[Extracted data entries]
——

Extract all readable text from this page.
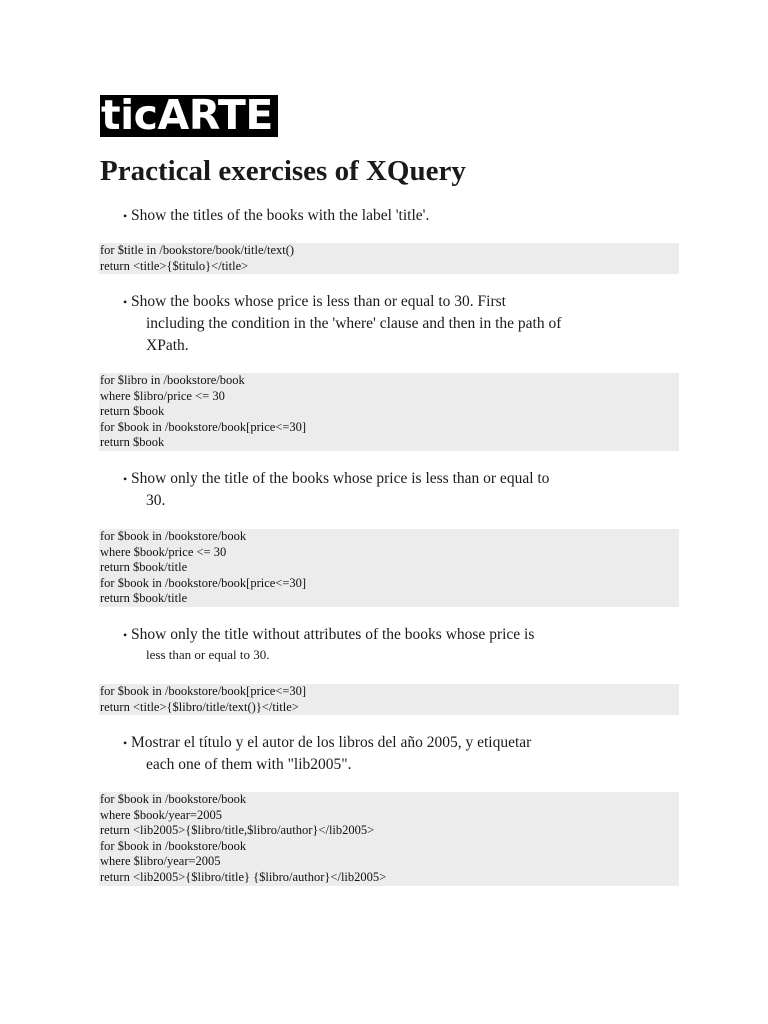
ticARTE
Practical exercises of XQuery
• Show the titles of the books with the label 'title'.
for $title in /bookstore/book/title/text()
return <title>{$titulo}</title>
• Show the books whose price is less than or equal to 30. First
including the condition in the 'where' clause and then in the path of
XPath.
for $libro in /bookstore/book
where $libro/price <= 30
return $book
for $book in /bookstore/book[price<=30]
return $book
• Show only the title of the books whose price is less than or equal to
30.
for $book in /bookstore/book
where $book/price <= 30
return $book/title
for $book in /bookstore/book[price<=30]
return $book/title
• Show only the title without attributes of the books whose price is
less than or equal to 30.
for $book in /bookstore/book[price<=30]
return <title>{$libro/title/text()}</title>
• Mostrar el título y el autor de los libros del año 2005, y etiquetar
each one of them with "lib2005".
for $book in /bookstore/book
where $book/year=2005
return <lib2005>{$libro/title,$libro/author}</lib2005>
for $book in /bookstore/book
where $libro/year=2005
return <lib2005>{$libro/title} {$libro/author}</lib2005>
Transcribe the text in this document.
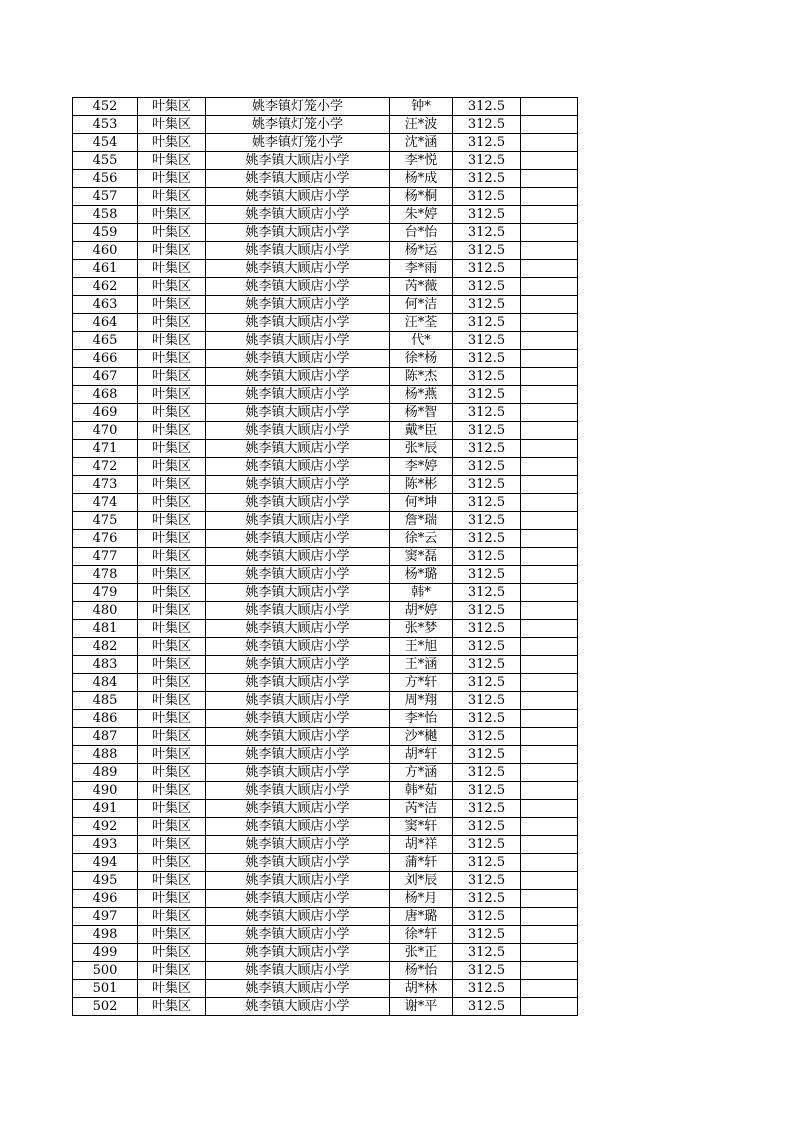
452	叶集区	姚李镇灯笼小学	钟*	312.5	
453	叶集区	姚李镇灯笼小学	汪*波	312.5	
454	叶集区	姚李镇灯笼小学	沈*涵	312.5	
455	叶集区	姚李镇大顾店小学	李*悦	312.5	
456	叶集区	姚李镇大顾店小学	杨*成	312.5	
457	叶集区	姚李镇大顾店小学	杨*桐	312.5	
458	叶集区	姚李镇大顾店小学	朱*婷	312.5	
459	叶集区	姚李镇大顾店小学	台*怡	312.5	
460	叶集区	姚李镇大顾店小学	杨*运	312.5	
461	叶集区	姚李镇大顾店小学	李*雨	312.5	
462	叶集区	姚李镇大顾店小学	芮*薇	312.5	
463	叶集区	姚李镇大顾店小学	何*洁	312.5	
464	叶集区	姚李镇大顾店小学	汪*荃	312.5	
465	叶集区	姚李镇大顾店小学	代*	312.5	
466	叶集区	姚李镇大顾店小学	徐*杨	312.5	
467	叶集区	姚李镇大顾店小学	陈*杰	312.5	
468	叶集区	姚李镇大顾店小学	杨*燕	312.5	
469	叶集区	姚李镇大顾店小学	杨*智	312.5	
470	叶集区	姚李镇大顾店小学	戴*臣	312.5	
471	叶集区	姚李镇大顾店小学	张*辰	312.5	
472	叶集区	姚李镇大顾店小学	李*婷	312.5	
473	叶集区	姚李镇大顾店小学	陈*彬	312.5	
474	叶集区	姚李镇大顾店小学	何*坤	312.5	
475	叶集区	姚李镇大顾店小学	詹*瑞	312.5	
476	叶集区	姚李镇大顾店小学	徐*云	312.5	
477	叶集区	姚李镇大顾店小学	窦*磊	312.5	
478	叶集区	姚李镇大顾店小学	杨*璐	312.5	
479	叶集区	姚李镇大顾店小学	韩*	312.5	
480	叶集区	姚李镇大顾店小学	胡*婷	312.5	
481	叶集区	姚李镇大顾店小学	张*梦	312.5	
482	叶集区	姚李镇大顾店小学	王*旭	312.5	
483	叶集区	姚李镇大顾店小学	王*涵	312.5	
484	叶集区	姚李镇大顾店小学	方*轩	312.5	
485	叶集区	姚李镇大顾店小学	周*翔	312.5	
486	叶集区	姚李镇大顾店小学	李*怡	312.5	
487	叶集区	姚李镇大顾店小学	沙*樾	312.5	
488	叶集区	姚李镇大顾店小学	胡*轩	312.5	
489	叶集区	姚李镇大顾店小学	方*涵	312.5	
490	叶集区	姚李镇大顾店小学	韩*茹	312.5	
491	叶集区	姚李镇大顾店小学	芮*洁	312.5	
492	叶集区	姚李镇大顾店小学	窦*轩	312.5	
493	叶集区	姚李镇大顾店小学	胡*祥	312.5	
494	叶集区	姚李镇大顾店小学	蒲*轩	312.5	
495	叶集区	姚李镇大顾店小学	刘*辰	312.5	
496	叶集区	姚李镇大顾店小学	杨*月	312.5	
497	叶集区	姚李镇大顾店小学	唐*璐	312.5	
498	叶集区	姚李镇大顾店小学	徐*轩	312.5	
499	叶集区	姚李镇大顾店小学	张*正	312.5	
500	叶集区	姚李镇大顾店小学	杨*怡	312.5	
501	叶集区	姚李镇大顾店小学	胡*林	312.5	
502	叶集区	姚李镇大顾店小学	谢*平	312.5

——

Repeat the material above verbatim. Leave the pictures behind.

Extract all readable text from this page.
ticARTE
Practical exercises of XQuery
• Show the titles of the books with the label 'title'.
for $title in /bookstore/book/title/text()
return <title>{$titulo}</title>
• Show the books whose price is less than or equal to 30. First
including the condition in the 'where' clause and then in the path of
XPath.
for $libro in /bookstore/book
where $libro/price <= 30
return $book
for $book in /bookstore/book[price<=30]
return $book
• Show only the title of the books whose price is less than or equal to
30.
for $book in /bookstore/book
where $book/price <= 30
return $book/title
for $book in /bookstore/book[price<=30]
return $book/title
• Show only the title without attributes of the books whose price is
less than or equal to 30.
for $book in /bookstore/book[price<=30]
return <title>{$libro/title/text()}</title>
• Mostrar el título y el autor de los libros del año 2005, y etiquetar
each one of them with "lib2005".
for $book in /bookstore/book
where $book/year=2005
return <lib2005>{$libro/title,$libro/author}</lib2005>
for $book in /bookstore/book
where $libro/year=2005
return <lib2005>{$libro/title} {$libro/author}</lib2005>
Transcribe the text in this document.
452	叶集区	姚李镇灯笼小学	钟*	312.5	
453	叶集区	姚李镇灯笼小学	汪*波	312.5	
454	叶集区	姚李镇灯笼小学	沈*涵	312.5	
455	叶集区	姚李镇大顾店小学	李*悦	312.5	
456	叶集区	姚李镇大顾店小学	杨*成	312.5	
457	叶集区	姚李镇大顾店小学	杨*桐	312.5	
458	叶集区	姚李镇大顾店小学	朱*婷	312.5	
459	叶集区	姚李镇大顾店小学	台*怡	312.5	
460	叶集区	姚李镇大顾店小学	杨*运	312.5	
461	叶集区	姚李镇大顾店小学	李*雨	312.5	
462	叶集区	姚李镇大顾店小学	芮*薇	312.5	
463	叶集区	姚李镇大顾店小学	何*洁	312.5	
464	叶集区	姚李镇大顾店小学	汪*荃	312.5	
465	叶集区	姚李镇大顾店小学	代*	312.5	
466	叶集区	姚李镇大顾店小学	徐*杨	312.5	
467	叶集区	姚李镇大顾店小学	陈*杰	312.5	
468	叶集区	姚李镇大顾店小学	杨*燕	312.5	
469	叶集区	姚李镇大顾店小学	杨*智	312.5	
470	叶集区	姚李镇大顾店小学	戴*臣	312.5	
471	叶集区	姚李镇大顾店小学	张*辰	312.5	
472	叶集区	姚李镇大顾店小学	李*婷	312.5	
473	叶集区	姚李镇大顾店小学	陈*彬	312.5	
474	叶集区	姚李镇大顾店小学	何*坤	312.5	
475	叶集区	姚李镇大顾店小学	詹*瑞	312.5	
476	叶集区	姚李镇大顾店小学	徐*云	312.5	
477	叶集区	姚李镇大顾店小学	窦*磊	312.5	
478	叶集区	姚李镇大顾店小学	杨*璐	312.5	
479	叶集区	姚李镇大顾店小学	韩*	312.5	
480	叶集区	姚李镇大顾店小学	胡*婷	312.5	
481	叶集区	姚李镇大顾店小学	张*梦	312.5	
482	叶集区	姚李镇大顾店小学	王*旭	312.5	
483	叶集区	姚李镇大顾店小学	王*涵	312.5	
484	叶集区	姚李镇大顾店小学	方*轩	312.5	
485	叶集区	姚李镇大顾店小学	周*翔	312.5	
486	叶集区	姚李镇大顾店小学	李*怡	312.5	
487	叶集区	姚李镇大顾店小学	沙*樾	312.5	
488	叶集区	姚李镇大顾店小学	胡*轩	312.5	
489	叶集区	姚李镇大顾店小学	方*涵	312.5	
490	叶集区	姚李镇大顾店小学	韩*茹	312.5	
491	叶集区	姚李镇大顾店小学	芮*洁	312.5	
492	叶集区	姚李镇大顾店小学	窦*轩	312.5	
493	叶集区	姚李镇大顾店小学	胡*祥	312.5	
494	叶集区	姚李镇大顾店小学	蒲*轩	312.5	
495	叶集区	姚李镇大顾店小学	刘*辰	312.5	
496	叶集区	姚李镇大顾店小学	杨*月	312.5	
497	叶集区	姚李镇大顾店小学	唐*璐	312.5	
498	叶集区	姚李镇大顾店小学	徐*轩	312.5	
499	叶集区	姚李镇大顾店小学	张*正	312.5	
500	叶集区	姚李镇大顾店小学	杨*怡	312.5	
501	叶集区	姚李镇大顾店小学	胡*林	312.5	
502	叶集区	姚李镇大顾店小学	谢*平	312.5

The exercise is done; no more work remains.